Task prompt> Pick out each line in these entries that contains the string "What".

Material to process>

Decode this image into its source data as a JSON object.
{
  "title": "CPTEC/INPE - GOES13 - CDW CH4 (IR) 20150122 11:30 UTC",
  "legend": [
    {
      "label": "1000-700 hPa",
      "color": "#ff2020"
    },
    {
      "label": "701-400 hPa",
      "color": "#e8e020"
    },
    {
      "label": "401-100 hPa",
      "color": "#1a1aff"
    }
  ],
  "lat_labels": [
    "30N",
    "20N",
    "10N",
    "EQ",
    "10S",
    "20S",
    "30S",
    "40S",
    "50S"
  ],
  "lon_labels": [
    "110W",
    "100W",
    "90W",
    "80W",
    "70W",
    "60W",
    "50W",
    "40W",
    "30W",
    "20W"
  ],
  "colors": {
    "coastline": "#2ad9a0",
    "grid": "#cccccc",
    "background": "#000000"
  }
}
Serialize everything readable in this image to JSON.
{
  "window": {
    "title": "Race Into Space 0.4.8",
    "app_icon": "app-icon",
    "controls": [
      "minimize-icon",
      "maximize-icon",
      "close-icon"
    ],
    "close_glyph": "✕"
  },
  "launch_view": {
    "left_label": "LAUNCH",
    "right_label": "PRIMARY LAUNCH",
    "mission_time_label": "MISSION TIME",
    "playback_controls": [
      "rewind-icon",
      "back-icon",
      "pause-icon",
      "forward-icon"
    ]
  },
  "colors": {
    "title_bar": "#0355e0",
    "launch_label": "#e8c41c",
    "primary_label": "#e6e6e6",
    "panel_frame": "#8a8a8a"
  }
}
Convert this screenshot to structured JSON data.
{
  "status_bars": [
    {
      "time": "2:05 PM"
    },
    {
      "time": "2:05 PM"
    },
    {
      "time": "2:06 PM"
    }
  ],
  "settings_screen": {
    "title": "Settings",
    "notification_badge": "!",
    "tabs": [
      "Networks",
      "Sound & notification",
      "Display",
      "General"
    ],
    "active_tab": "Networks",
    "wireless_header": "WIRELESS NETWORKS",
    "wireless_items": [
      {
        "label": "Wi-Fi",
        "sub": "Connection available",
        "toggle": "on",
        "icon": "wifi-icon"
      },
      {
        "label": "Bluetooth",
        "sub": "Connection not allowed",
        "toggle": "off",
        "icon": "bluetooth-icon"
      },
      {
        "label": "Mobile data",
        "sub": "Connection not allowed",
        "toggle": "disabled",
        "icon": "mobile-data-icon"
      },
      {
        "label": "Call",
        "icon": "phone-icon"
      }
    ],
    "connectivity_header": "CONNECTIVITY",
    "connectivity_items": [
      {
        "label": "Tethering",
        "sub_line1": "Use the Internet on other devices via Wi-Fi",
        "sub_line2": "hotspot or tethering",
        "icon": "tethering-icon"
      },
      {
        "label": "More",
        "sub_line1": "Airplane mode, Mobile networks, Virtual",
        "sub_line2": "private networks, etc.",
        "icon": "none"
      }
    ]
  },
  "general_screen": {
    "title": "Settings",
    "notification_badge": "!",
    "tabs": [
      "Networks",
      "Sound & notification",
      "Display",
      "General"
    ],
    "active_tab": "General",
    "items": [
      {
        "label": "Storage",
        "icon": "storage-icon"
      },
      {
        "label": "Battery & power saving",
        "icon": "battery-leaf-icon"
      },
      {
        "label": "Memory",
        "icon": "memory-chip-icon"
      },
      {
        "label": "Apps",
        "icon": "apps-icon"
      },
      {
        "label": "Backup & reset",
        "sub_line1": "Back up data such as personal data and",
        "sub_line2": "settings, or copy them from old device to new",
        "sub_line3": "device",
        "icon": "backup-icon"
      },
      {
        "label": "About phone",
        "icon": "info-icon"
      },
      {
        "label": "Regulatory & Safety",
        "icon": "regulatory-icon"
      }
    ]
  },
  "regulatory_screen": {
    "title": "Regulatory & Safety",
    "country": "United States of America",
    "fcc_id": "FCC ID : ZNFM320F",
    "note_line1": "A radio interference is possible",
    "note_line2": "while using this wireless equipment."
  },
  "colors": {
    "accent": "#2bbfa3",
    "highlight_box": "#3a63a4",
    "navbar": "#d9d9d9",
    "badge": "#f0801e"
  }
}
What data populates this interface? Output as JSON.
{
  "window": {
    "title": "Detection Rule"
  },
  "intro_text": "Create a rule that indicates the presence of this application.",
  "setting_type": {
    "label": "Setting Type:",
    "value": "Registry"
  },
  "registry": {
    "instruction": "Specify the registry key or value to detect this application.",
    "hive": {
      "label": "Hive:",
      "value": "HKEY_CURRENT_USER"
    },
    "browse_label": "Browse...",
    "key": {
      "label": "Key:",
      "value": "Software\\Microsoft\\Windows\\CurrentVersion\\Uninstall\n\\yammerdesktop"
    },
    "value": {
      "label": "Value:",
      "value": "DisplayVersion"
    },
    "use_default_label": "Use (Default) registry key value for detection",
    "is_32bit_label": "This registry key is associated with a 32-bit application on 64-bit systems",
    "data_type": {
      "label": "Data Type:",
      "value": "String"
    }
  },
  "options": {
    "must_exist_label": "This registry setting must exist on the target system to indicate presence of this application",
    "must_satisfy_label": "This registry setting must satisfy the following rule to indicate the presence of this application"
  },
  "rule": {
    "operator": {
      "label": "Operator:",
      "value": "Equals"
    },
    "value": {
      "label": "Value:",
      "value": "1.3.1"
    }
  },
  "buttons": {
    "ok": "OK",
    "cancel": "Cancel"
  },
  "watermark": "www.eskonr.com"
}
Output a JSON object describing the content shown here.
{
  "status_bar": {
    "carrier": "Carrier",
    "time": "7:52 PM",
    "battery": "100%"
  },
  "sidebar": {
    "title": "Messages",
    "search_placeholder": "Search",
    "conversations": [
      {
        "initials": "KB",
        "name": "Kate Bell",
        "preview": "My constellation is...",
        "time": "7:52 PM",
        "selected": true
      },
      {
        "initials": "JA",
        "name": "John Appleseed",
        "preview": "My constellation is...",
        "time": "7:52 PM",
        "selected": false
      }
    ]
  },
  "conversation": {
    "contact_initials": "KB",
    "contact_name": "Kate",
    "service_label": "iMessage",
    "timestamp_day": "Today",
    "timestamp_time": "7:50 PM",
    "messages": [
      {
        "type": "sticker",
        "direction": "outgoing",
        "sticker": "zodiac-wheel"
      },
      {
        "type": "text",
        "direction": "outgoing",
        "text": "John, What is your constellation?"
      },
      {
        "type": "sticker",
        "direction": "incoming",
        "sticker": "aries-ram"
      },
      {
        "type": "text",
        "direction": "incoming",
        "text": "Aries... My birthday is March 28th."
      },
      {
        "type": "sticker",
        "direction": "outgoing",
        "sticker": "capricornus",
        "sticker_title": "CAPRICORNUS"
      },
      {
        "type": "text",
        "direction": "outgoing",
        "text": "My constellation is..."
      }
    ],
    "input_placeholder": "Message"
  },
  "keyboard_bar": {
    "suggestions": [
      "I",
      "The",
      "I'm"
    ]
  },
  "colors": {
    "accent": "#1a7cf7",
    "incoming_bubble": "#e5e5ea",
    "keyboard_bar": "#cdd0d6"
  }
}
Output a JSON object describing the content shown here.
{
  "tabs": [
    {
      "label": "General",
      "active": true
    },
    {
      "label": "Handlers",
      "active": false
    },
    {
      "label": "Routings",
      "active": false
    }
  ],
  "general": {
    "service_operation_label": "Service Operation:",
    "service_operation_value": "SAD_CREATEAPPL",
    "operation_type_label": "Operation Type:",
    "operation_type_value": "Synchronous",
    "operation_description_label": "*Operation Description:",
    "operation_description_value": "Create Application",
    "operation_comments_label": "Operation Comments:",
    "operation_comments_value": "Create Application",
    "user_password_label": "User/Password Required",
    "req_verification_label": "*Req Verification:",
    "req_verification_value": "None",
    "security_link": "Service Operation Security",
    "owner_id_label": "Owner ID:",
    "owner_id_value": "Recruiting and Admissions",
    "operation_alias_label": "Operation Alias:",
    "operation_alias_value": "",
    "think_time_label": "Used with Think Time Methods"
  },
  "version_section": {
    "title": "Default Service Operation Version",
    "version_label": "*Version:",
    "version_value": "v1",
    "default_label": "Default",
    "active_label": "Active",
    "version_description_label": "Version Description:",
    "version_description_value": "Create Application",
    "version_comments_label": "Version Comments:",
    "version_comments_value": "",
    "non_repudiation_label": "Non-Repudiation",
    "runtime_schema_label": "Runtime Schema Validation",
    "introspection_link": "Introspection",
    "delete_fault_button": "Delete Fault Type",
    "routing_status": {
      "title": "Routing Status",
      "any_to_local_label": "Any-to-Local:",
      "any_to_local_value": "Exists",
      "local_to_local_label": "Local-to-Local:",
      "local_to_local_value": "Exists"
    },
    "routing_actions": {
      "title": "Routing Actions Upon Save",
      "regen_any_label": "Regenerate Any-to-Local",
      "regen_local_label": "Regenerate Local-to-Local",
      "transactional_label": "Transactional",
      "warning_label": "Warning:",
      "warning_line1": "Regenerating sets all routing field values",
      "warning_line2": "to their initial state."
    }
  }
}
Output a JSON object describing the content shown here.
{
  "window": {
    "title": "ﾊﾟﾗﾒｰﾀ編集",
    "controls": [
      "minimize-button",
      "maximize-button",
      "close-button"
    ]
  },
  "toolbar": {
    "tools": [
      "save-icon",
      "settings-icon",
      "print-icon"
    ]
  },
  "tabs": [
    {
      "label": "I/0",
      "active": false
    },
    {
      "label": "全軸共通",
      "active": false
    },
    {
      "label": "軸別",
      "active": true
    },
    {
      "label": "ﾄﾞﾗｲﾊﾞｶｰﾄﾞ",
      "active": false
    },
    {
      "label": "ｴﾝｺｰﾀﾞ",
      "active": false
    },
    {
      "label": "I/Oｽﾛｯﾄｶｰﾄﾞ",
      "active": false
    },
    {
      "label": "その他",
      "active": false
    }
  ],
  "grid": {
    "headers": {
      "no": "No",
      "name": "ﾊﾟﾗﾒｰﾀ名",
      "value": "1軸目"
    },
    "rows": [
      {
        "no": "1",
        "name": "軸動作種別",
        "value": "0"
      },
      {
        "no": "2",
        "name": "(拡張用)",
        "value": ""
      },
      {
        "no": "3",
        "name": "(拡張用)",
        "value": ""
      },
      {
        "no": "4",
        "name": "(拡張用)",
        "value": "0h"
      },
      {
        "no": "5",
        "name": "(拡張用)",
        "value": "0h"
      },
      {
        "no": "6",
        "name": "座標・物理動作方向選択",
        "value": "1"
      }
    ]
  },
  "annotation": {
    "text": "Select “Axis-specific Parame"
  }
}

Task solution>
What data populates this interface? Output as JSON.
        "text": "John, What is your constellation?"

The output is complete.